** Exercise **
Below are the records; reproduce all of them exactly but without any images.

** Supplied records **
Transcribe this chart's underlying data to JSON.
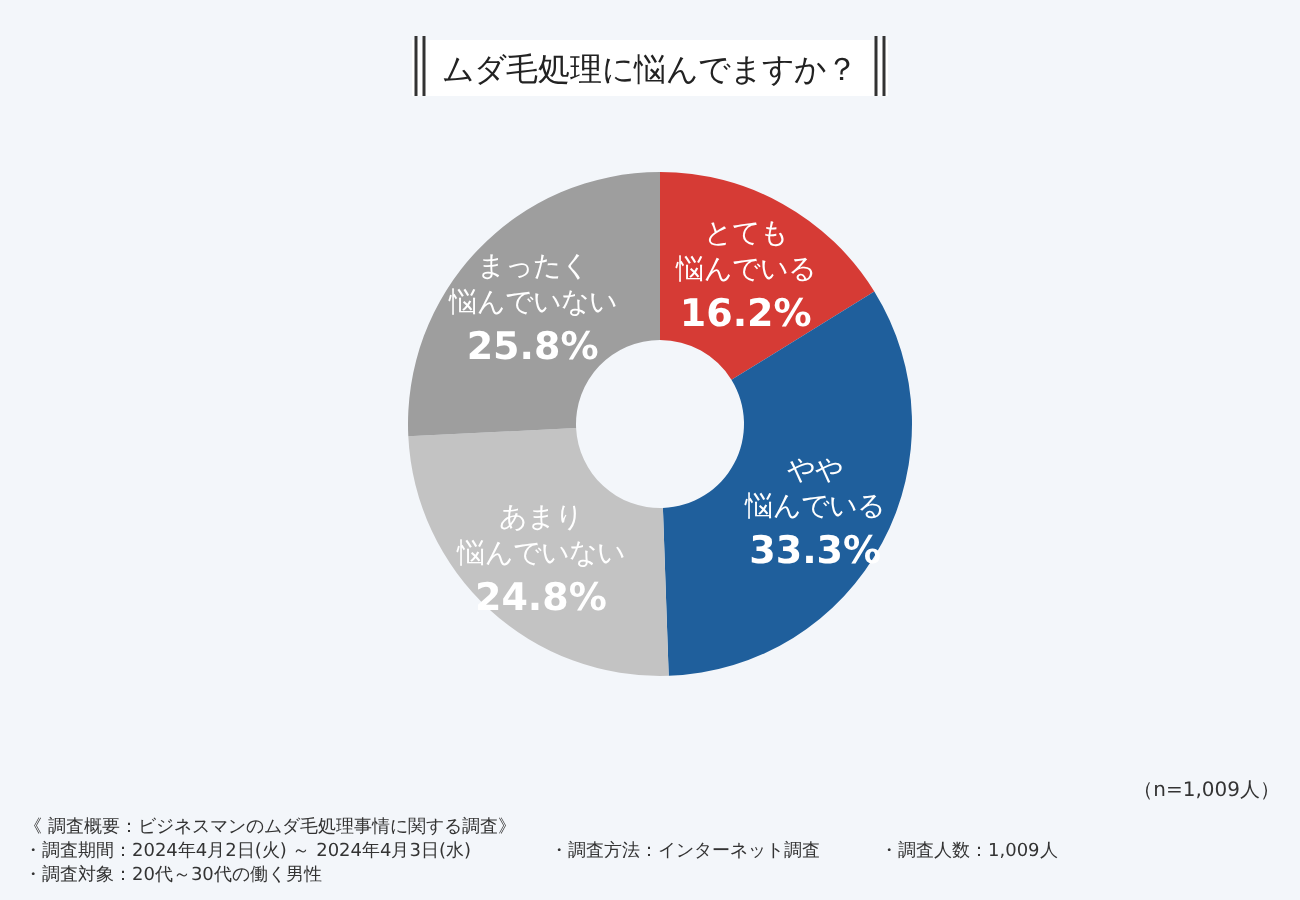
{
  "chart_data": {
    "type": "donut",
    "title": "ムダ毛処理に悩んでますか？",
    "categories": [
      "とても悩んでいる",
      "やや悩んでいる",
      "あまり悩んでいない",
      "まったく悩んでいない"
    ],
    "values": [
      16.2,
      33.3,
      24.8,
      25.8
    ],
    "colors": [
      "#d63b35",
      "#1f5f9c",
      "#c3c3c3",
      "#9e9e9e"
    ],
    "value_labels": [
      "16.2%",
      "33.3%",
      "24.8%",
      "25.8%"
    ],
    "annotations": [
      "（n=1,009人）",
      "《 調査概要：ビジネスマンのムダ毛処理事情に関する調査》",
      "・調査期間：2024年4月2日(火) ～ 2024年4月3日(水)",
      "・調査対象：20代～30代の働く男性",
      "・調査方法：インターネット調査",
      "・調査人数：1,009人"
    ]
  }
}
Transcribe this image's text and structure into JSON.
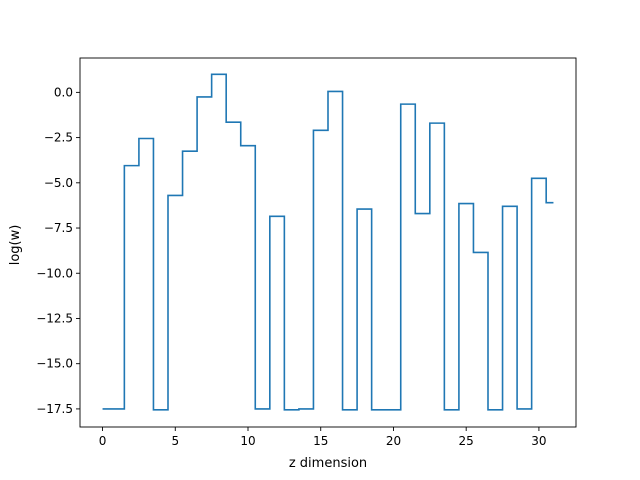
{
  "chart_data": {
    "type": "line",
    "drawstyle": "steps-mid",
    "title": "",
    "xlabel": "z dimension",
    "ylabel": "log(w)",
    "xlim": [
      -1.55,
      32.55
    ],
    "ylim": [
      -18.5,
      1.9
    ],
    "grid": false,
    "legend": "none",
    "xticks": [
      0,
      5,
      10,
      15,
      20,
      25,
      30
    ],
    "xtick_labels": [
      "0",
      "5",
      "10",
      "15",
      "20",
      "25",
      "30"
    ],
    "yticks": [
      -17.5,
      -15.0,
      -12.5,
      -10.0,
      -7.5,
      -5.0,
      -2.5,
      0.0
    ],
    "ytick_labels": [
      "−17.5",
      "−15.0",
      "−12.5",
      "−10.0",
      "−7.5",
      "−5.0",
      "−2.5",
      "0.0"
    ],
    "line_color": "#1f77b4",
    "series": [
      {
        "x": [
          0,
          1,
          2,
          3,
          4,
          5,
          6,
          7,
          8,
          9,
          10,
          11,
          12,
          13,
          14,
          15,
          16,
          17,
          18,
          19,
          20,
          21,
          22,
          23,
          24,
          25,
          26,
          27,
          28,
          29,
          30,
          31
        ],
        "values": [
          -17.5,
          -17.5,
          -4.05,
          -2.55,
          -17.55,
          -5.7,
          -3.25,
          -0.25,
          1.0,
          -1.65,
          -2.95,
          -17.5,
          -6.85,
          -17.55,
          -17.5,
          -2.1,
          0.05,
          -17.55,
          -6.45,
          -17.55,
          -17.55,
          -0.65,
          -6.7,
          -1.7,
          -17.55,
          -6.15,
          -8.85,
          -17.55,
          -6.3,
          -17.5,
          -4.75,
          -6.1
        ]
      }
    ]
  }
}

** Task response **
Transcribe this chart's underlying data to JSON.
{
  "chart_data": {
    "type": "donut",
    "title": "ムダ毛処理に悩んでますか？",
    "categories": [
      "とても悩んでいる",
      "やや悩んでいる",
      "あまり悩んでいない",
      "まったく悩んでいない"
    ],
    "values": [
      16.2,
      33.3,
      24.8,
      25.8
    ],
    "colors": [
      "#d63b35",
      "#1f5f9c",
      "#c3c3c3",
      "#9e9e9e"
    ],
    "value_labels": [
      "16.2%",
      "33.3%",
      "24.8%",
      "25.8%"
    ],
    "annotations": [
      "（n=1,009人）",
      "《 調査概要：ビジネスマンのムダ毛処理事情に関する調査》",
      "・調査期間：2024年4月2日(火) ～ 2024年4月3日(水)",
      "・調査対象：20代～30代の働く男性",
      "・調査方法：インターネット調査",
      "・調査人数：1,009人"
    ]
  }
}
Transcribe this image's text and structure into JSON.
{
  "chart_data": {
    "type": "line",
    "drawstyle": "steps-mid",
    "title": "",
    "xlabel": "z dimension",
    "ylabel": "log(w)",
    "xlim": [
      -1.55,
      32.55
    ],
    "ylim": [
      -18.5,
      1.9
    ],
    "grid": false,
    "legend": "none",
    "xticks": [
      0,
      5,
      10,
      15,
      20,
      25,
      30
    ],
    "xtick_labels": [
      "0",
      "5",
      "10",
      "15",
      "20",
      "25",
      "30"
    ],
    "yticks": [
      -17.5,
      -15.0,
      -12.5,
      -10.0,
      -7.5,
      -5.0,
      -2.5,
      0.0
    ],
    "ytick_labels": [
      "−17.5",
      "−15.0",
      "−12.5",
      "−10.0",
      "−7.5",
      "−5.0",
      "−2.5",
      "0.0"
    ],
    "line_color": "#1f77b4",
    "series": [
      {
        "x": [
          0,
          1,
          2,
          3,
          4,
          5,
          6,
          7,
          8,
          9,
          10,
          11,
          12,
          13,
          14,
          15,
          16,
          17,
          18,
          19,
          20,
          21,
          22,
          23,
          24,
          25,
          26,
          27,
          28,
          29,
          30,
          31
        ],
        "values": [
          -17.5,
          -17.5,
          -4.05,
          -2.55,
          -17.55,
          -5.7,
          -3.25,
          -0.25,
          1.0,
          -1.65,
          -2.95,
          -17.5,
          -6.85,
          -17.55,
          -17.5,
          -2.1,
          0.05,
          -17.55,
          -6.45,
          -17.55,
          -17.55,
          -0.65,
          -6.7,
          -1.7,
          -17.55,
          -6.15,
          -8.85,
          -17.55,
          -6.3,
          -17.5,
          -4.75,
          -6.1
        ]
      }
    ]
  }
}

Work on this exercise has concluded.